▸ AIM OF THE TASK: In the material below, identify each line bearing the word "这是先汉兴旺发达的原因". Reproduce those lines.

▸ AVAILABLE DATA:
--------------------------------

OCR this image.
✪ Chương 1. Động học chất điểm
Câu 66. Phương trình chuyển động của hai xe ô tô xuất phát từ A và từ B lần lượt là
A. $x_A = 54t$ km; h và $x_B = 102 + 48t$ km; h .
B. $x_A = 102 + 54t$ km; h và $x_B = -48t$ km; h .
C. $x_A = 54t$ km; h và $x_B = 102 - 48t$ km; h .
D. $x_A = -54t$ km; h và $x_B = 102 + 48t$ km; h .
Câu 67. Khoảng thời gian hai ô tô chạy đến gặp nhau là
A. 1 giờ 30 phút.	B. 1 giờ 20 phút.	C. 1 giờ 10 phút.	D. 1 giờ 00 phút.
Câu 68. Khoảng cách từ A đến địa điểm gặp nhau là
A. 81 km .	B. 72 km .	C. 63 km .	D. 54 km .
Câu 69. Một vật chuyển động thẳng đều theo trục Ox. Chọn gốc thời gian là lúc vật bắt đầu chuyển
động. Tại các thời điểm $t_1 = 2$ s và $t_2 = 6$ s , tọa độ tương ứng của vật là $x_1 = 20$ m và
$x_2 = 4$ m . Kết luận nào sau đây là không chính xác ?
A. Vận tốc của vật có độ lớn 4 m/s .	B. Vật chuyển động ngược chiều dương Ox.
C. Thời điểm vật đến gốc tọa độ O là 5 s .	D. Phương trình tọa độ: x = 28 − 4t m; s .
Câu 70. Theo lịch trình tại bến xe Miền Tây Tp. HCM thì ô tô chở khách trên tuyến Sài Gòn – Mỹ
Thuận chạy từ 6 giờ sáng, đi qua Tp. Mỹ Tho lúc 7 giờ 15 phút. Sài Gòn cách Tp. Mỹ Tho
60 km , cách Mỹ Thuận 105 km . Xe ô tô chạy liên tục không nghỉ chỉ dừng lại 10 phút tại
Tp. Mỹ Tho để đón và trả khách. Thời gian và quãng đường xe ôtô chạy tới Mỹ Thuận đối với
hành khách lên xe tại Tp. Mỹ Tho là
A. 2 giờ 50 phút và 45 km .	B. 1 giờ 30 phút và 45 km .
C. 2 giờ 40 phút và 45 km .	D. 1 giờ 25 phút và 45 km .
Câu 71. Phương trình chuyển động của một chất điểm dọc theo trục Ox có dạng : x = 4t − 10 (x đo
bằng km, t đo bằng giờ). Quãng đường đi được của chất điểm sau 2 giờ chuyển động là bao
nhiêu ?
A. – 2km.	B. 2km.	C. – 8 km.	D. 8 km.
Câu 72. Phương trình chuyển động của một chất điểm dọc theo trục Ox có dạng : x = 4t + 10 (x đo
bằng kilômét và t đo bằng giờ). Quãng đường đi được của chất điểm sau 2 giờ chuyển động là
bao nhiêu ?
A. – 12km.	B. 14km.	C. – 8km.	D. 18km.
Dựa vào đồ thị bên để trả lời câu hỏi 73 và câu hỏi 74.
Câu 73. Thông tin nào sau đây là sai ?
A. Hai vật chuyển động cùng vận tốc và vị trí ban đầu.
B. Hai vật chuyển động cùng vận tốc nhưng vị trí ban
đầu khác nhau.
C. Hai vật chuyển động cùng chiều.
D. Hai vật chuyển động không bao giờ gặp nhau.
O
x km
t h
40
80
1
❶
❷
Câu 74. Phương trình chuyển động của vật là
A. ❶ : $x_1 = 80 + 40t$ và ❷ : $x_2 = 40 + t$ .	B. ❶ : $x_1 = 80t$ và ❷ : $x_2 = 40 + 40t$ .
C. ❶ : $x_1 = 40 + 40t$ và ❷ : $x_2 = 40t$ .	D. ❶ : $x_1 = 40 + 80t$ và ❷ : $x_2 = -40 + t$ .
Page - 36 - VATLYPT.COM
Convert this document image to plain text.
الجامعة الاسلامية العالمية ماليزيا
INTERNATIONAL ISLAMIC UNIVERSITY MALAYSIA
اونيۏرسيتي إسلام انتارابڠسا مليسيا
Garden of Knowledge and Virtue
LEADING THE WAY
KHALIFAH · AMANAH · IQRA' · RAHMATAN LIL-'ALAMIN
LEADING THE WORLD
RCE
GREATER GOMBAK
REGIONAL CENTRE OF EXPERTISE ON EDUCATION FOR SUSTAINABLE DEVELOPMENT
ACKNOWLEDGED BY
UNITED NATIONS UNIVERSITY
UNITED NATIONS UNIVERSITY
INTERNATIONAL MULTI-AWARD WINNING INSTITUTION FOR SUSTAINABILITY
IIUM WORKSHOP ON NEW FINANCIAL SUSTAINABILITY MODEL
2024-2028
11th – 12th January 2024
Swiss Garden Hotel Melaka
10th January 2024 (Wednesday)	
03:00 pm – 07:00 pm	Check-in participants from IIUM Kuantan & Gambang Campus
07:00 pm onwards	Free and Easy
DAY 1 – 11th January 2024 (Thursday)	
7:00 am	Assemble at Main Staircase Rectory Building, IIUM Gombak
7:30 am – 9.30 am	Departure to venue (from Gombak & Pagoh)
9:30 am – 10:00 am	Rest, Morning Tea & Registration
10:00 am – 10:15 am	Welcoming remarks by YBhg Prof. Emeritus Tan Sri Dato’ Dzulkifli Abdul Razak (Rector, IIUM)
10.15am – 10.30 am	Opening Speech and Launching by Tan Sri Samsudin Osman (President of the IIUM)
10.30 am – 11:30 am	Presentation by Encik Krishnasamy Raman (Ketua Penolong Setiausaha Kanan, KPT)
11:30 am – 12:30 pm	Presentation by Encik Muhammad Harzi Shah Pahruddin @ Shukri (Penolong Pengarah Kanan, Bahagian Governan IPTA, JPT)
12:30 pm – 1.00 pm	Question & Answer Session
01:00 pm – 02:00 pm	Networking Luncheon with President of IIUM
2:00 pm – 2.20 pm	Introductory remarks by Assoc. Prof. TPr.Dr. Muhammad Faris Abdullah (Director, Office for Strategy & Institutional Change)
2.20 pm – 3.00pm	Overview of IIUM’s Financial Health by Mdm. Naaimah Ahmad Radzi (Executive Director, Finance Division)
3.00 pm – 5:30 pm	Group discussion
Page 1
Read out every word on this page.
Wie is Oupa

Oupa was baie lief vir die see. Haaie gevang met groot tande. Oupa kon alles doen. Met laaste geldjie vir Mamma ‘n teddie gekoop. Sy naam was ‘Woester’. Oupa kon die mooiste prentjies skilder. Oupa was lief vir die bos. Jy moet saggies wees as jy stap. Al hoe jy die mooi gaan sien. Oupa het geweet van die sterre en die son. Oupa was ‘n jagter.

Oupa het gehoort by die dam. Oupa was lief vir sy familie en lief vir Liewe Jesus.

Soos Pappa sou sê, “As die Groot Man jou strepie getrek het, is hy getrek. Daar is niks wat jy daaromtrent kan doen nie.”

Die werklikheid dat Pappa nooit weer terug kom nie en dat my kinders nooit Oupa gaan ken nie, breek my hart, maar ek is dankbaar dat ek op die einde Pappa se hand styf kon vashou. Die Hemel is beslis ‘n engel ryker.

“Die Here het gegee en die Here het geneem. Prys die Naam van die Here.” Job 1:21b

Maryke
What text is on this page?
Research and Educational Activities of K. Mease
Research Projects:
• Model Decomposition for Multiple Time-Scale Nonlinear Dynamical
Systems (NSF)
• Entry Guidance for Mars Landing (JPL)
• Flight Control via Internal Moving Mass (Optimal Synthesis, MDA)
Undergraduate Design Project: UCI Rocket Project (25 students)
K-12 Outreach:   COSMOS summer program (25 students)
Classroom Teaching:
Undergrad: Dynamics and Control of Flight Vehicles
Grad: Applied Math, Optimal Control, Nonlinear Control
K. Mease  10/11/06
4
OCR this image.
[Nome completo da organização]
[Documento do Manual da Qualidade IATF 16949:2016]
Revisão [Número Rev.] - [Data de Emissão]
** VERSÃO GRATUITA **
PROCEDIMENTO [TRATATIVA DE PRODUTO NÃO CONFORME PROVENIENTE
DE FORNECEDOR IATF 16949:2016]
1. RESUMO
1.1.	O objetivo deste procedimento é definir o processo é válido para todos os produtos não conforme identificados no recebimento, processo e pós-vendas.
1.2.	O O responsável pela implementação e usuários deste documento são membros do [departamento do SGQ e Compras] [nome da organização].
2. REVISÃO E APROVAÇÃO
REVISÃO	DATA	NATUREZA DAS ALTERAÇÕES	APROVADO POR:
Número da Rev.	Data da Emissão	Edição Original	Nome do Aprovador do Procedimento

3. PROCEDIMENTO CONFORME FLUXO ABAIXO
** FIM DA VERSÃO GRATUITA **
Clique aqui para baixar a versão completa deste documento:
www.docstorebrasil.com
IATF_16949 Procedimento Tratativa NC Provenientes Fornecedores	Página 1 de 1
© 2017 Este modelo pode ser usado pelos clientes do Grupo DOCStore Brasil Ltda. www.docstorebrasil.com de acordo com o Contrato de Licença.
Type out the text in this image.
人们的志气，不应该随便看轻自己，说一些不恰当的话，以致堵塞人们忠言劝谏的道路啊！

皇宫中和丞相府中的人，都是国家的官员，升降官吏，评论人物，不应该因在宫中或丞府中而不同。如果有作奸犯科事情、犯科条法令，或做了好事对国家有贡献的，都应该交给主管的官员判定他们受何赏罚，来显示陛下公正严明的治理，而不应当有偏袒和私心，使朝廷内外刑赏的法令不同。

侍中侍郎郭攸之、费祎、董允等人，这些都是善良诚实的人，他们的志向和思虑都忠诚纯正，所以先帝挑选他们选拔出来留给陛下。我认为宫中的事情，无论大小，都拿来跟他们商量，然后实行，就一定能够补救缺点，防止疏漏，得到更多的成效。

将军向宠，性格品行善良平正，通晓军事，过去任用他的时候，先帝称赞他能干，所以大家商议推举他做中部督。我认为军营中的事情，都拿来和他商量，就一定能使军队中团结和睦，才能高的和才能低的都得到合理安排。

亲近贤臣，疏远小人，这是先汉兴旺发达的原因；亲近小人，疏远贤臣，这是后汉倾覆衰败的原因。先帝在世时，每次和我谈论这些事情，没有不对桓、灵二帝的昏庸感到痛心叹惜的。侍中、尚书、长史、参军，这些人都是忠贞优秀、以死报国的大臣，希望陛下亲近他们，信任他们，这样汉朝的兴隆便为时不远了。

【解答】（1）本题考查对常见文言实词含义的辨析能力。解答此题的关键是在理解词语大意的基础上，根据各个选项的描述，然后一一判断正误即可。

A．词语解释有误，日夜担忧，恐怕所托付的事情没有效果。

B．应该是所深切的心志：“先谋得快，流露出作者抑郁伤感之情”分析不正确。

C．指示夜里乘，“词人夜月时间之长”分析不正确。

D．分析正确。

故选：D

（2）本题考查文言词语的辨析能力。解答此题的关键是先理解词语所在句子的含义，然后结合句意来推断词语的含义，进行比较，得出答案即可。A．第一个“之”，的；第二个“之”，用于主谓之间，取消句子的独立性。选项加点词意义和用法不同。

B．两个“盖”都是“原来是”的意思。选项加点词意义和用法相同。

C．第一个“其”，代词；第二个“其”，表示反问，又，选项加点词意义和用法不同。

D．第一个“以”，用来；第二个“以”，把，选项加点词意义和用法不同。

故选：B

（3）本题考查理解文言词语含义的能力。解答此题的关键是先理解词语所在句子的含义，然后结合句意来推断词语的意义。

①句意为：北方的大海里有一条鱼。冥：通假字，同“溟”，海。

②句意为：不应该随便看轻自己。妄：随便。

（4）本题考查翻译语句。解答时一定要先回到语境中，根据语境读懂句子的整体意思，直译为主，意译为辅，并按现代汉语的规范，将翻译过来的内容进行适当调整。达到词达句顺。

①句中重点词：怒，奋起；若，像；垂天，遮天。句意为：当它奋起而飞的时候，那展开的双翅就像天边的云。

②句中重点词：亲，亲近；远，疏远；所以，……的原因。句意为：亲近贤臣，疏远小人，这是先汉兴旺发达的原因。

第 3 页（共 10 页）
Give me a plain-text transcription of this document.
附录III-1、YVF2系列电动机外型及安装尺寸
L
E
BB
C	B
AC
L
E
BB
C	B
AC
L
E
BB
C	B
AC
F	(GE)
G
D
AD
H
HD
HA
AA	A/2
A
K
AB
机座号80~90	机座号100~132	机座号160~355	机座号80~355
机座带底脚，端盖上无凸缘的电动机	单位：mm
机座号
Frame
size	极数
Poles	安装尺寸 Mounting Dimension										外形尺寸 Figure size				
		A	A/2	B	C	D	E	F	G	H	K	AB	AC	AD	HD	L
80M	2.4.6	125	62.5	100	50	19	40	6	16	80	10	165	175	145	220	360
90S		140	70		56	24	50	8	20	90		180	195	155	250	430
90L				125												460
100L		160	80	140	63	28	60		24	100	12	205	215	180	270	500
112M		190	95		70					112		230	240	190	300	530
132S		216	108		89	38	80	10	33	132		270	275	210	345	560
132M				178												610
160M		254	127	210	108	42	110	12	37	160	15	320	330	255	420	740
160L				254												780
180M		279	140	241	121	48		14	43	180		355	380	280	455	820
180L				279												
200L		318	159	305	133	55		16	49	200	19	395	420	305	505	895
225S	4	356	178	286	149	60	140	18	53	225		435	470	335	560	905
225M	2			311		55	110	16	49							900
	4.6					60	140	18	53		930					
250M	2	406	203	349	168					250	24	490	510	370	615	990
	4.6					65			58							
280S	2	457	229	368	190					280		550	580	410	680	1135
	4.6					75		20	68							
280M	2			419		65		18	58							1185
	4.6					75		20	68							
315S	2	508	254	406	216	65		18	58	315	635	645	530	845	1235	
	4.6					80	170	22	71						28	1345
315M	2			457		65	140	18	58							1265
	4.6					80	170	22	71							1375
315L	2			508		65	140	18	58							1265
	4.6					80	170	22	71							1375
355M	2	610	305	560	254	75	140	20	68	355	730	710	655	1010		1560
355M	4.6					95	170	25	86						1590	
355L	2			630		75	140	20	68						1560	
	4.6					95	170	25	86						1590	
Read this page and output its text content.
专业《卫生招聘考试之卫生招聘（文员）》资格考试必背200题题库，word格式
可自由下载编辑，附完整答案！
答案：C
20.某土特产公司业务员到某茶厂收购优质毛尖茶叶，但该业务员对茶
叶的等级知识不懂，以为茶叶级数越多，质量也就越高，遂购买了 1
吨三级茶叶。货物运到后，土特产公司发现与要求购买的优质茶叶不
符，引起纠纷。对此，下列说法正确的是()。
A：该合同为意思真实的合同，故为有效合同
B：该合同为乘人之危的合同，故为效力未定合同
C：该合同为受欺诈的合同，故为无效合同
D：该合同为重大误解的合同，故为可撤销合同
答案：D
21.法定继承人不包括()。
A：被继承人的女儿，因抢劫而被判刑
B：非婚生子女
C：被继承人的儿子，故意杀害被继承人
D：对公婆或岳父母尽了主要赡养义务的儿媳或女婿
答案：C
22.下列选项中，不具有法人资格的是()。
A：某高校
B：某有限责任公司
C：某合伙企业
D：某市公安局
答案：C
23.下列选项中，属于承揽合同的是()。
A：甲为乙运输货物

--------------------------------

▸ EXERCISE ANSWER:
亲近贤臣，疏远小人，这是先汉兴旺发达的原因；亲近小人，疏远贤臣，这是后汉倾覆衰败的原因。先帝在世时，每次和我谈论这些事情，没有不对桓、灵二帝的昏庸感到痛心叹惜的。侍中、尚书、长史、参军，这些人都是忠贞优秀、以死报国的大臣，希望陛下亲近他们，信任他们，这样汉朝的兴隆便为时不远了。
②句中重点词：亲，亲近；远，疏远；所以，……的原因。句意为：亲近贤臣，疏远小人，这是先汉兴旺发达的原因。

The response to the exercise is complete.